**Work to complete**
Copy each line below in which the word "Wahlbeteiligung" occurs.

**Extracted records**
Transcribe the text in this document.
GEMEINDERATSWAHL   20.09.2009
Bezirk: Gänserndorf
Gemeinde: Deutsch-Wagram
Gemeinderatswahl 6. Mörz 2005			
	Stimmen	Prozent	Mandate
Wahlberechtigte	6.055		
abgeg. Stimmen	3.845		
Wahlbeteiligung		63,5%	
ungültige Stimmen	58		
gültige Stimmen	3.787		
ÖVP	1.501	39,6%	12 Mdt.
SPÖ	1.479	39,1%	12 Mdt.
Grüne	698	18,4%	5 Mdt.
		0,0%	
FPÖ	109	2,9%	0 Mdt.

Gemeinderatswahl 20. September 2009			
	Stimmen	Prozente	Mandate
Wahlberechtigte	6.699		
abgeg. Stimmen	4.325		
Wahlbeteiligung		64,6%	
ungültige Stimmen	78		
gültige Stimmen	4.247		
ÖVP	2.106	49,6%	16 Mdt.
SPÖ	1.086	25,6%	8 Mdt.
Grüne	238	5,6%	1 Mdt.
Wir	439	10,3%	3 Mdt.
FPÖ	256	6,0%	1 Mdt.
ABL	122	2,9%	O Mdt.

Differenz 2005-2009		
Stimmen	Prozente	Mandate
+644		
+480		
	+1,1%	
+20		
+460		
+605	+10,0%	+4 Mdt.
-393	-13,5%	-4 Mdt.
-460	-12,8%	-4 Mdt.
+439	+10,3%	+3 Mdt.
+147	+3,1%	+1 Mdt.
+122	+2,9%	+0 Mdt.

**Correct output**
Wahlbeteiligung		63,5%	
Wahlbeteiligung		64,6%	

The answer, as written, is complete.